REQUIRED WORK: Quote, character for character, the lines from the start of the items through the line containing "button[interactable]: DEL —", including that line.

A run of items
----
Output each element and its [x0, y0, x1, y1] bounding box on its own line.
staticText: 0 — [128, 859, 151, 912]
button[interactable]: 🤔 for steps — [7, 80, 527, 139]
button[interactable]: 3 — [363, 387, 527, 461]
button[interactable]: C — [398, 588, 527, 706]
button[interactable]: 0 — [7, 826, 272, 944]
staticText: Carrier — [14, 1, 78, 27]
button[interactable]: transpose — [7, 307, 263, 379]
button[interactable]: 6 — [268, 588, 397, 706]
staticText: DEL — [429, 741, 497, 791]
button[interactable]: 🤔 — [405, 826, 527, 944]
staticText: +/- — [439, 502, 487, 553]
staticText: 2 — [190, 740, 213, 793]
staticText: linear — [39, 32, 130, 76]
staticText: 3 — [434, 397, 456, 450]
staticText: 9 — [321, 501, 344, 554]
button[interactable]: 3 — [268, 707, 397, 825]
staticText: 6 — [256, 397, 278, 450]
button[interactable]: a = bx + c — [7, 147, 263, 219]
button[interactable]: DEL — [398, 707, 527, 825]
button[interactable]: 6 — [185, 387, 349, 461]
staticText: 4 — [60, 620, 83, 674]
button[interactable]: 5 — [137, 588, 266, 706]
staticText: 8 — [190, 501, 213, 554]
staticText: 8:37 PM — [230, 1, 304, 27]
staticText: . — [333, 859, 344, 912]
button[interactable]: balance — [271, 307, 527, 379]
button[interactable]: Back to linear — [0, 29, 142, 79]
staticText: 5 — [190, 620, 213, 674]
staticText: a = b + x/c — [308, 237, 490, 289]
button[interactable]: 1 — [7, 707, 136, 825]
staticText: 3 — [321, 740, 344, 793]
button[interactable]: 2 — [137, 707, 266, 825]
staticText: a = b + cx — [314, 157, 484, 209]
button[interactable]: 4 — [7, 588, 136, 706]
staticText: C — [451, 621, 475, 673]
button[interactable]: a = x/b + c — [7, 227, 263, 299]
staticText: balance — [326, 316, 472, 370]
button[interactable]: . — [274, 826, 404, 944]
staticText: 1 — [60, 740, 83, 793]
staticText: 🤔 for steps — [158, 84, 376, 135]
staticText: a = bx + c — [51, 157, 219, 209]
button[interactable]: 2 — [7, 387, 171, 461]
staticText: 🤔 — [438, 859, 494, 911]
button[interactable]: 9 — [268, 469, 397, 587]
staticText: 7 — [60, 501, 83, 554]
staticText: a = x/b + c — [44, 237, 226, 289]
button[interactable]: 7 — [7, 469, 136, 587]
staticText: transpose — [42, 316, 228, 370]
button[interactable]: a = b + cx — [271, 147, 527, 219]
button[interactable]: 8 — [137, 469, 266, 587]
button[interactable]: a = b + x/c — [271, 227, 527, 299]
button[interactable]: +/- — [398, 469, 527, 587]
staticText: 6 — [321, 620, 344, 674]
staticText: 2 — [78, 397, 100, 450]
----
REPLY:
Output each element and its [x0, y0, x1, y1] bounding box on its own line.
staticText: 0 — [128, 859, 151, 912]
button[interactable]: 🤔 for steps — [7, 80, 527, 139]
button[interactable]: 3 — [363, 387, 527, 461]
button[interactable]: C — [398, 588, 527, 706]
button[interactable]: 0 — [7, 826, 272, 944]
staticText: Carrier — [14, 1, 78, 27]
button[interactable]: transpose — [7, 307, 263, 379]
button[interactable]: 6 — [268, 588, 397, 706]
staticText: DEL — [429, 741, 497, 791]
button[interactable]: 🤔 — [405, 826, 527, 944]
staticText: +/- — [439, 502, 487, 553]
staticText: 2 — [190, 740, 213, 793]
staticText: linear — [39, 32, 130, 76]
staticText: 3 — [434, 397, 456, 450]
staticText: 9 — [321, 501, 344, 554]
button[interactable]: 3 — [268, 707, 397, 825]
staticText: 6 — [256, 397, 278, 450]
button[interactable]: a = bx + c — [7, 147, 263, 219]
button[interactable]: DEL — [398, 707, 527, 825]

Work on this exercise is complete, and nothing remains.